◆ WHAT TO PRODUCE
Give nothing except the number of lines containing the word "Lietuvos".

◆ DATA LISTING
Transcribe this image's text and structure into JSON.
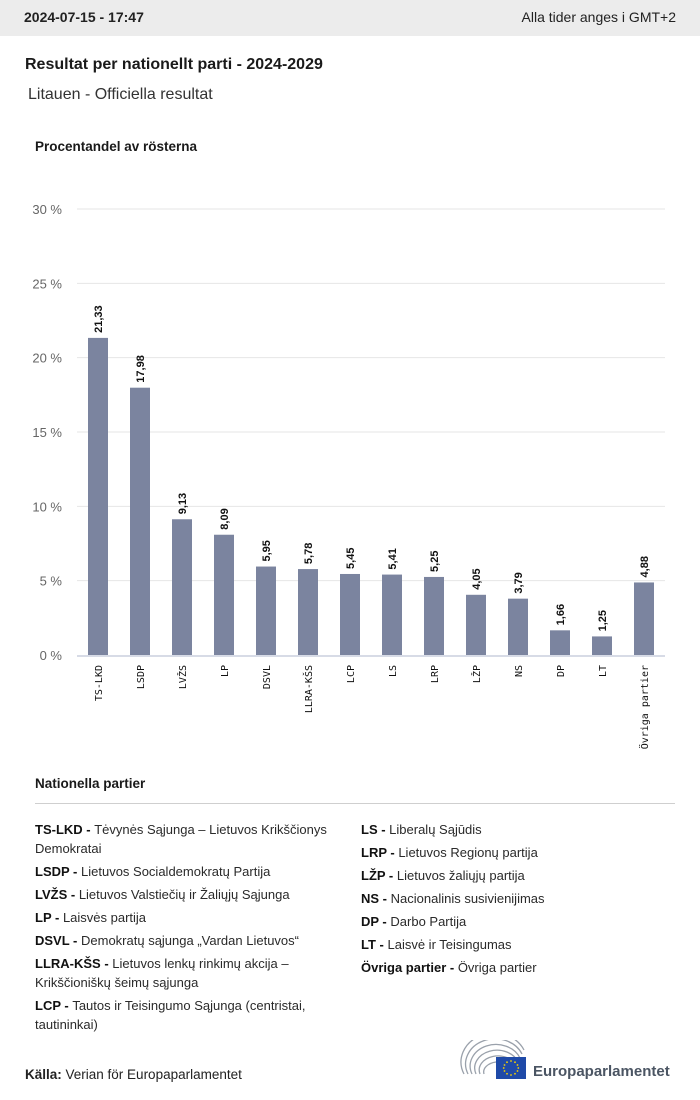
{
  "header": {
    "timestamp": "2024-07-15 - 17:47",
    "timezone_note": "Alla tider anges i GMT+2"
  },
  "title": "Resultat per nationellt parti - 2024-2029",
  "subtitle": "Litauen - Officiella resultat",
  "colors": {
    "bar": "#7b849f",
    "grid": "#e6e6e6",
    "axis": "#d7dbe6",
    "topbar": "#ececec"
  },
  "chart_data": {
    "type": "bar",
    "title": "Resultat per nationellt parti - 2024-2029",
    "ylabel": "Procentandel av rösterna",
    "xlabel": "",
    "ylim": [
      0,
      30
    ],
    "yticks": [
      0,
      5,
      10,
      15,
      20,
      25,
      30
    ],
    "ytick_labels": [
      "0 %",
      "5 %",
      "10 %",
      "15 %",
      "20 %",
      "25 %",
      "30 %"
    ],
    "grid": true,
    "categories": [
      "TS-LKD",
      "LSDP",
      "LVŽS",
      "LP",
      "DSVL",
      "LLRA-KŠS",
      "LCP",
      "LS",
      "LRP",
      "LŽP",
      "NS",
      "DP",
      "LT",
      "Övriga partier"
    ],
    "values": [
      21.33,
      17.98,
      9.13,
      8.09,
      5.95,
      5.78,
      5.45,
      5.41,
      5.25,
      4.05,
      3.79,
      1.66,
      1.25,
      4.88
    ],
    "value_labels": [
      "21,33",
      "17,98",
      "9,13",
      "8,09",
      "5,95",
      "5,78",
      "5,45",
      "5,41",
      "5,25",
      "4,05",
      "3,79",
      "1,66",
      "1,25",
      "4,88"
    ]
  },
  "legend": {
    "title": "Nationella partier",
    "left": [
      {
        "abbr": "TS-LKD",
        "name": "Tėvynės Sąjunga – Lietuvos Krikščionys Demokratai"
      },
      {
        "abbr": "LSDP",
        "name": "Lietuvos Socialdemokratų Partija"
      },
      {
        "abbr": "LVŽS",
        "name": "Lietuvos Valstiečių ir Žaliųjų Sąjunga"
      },
      {
        "abbr": "LP",
        "name": "Laisvės partija"
      },
      {
        "abbr": "DSVL",
        "name": "Demokratų sąjunga „Vardan Lietuvos“"
      },
      {
        "abbr": "LLRA-KŠS",
        "name": "Lietuvos lenkų rinkimų akcija – Krikščioniškų šeimų sąjunga"
      },
      {
        "abbr": "LCP",
        "name": "Tautos ir Teisingumo Sąjunga (centristai, tautininkai)"
      }
    ],
    "right": [
      {
        "abbr": "LS",
        "name": "Liberalų Sąjūdis"
      },
      {
        "abbr": "LRP",
        "name": "Lietuvos Regionų partija"
      },
      {
        "abbr": "LŽP",
        "name": "Lietuvos žaliųjų partija"
      },
      {
        "abbr": "NS",
        "name": "Nacionalinis susivienijimas"
      },
      {
        "abbr": "DP",
        "name": "Darbo Partija"
      },
      {
        "abbr": "LT",
        "name": "Laisvė ir Teisingumas"
      },
      {
        "abbr": "Övriga partier",
        "name": "Övriga partier"
      }
    ],
    "separator": " - "
  },
  "footer": {
    "source_label": "Källa:",
    "source_text": " Verian för Europaparlamentet",
    "logo_text": "Europaparlamentet"
  }
}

◆ WRITTEN SOLUTION
7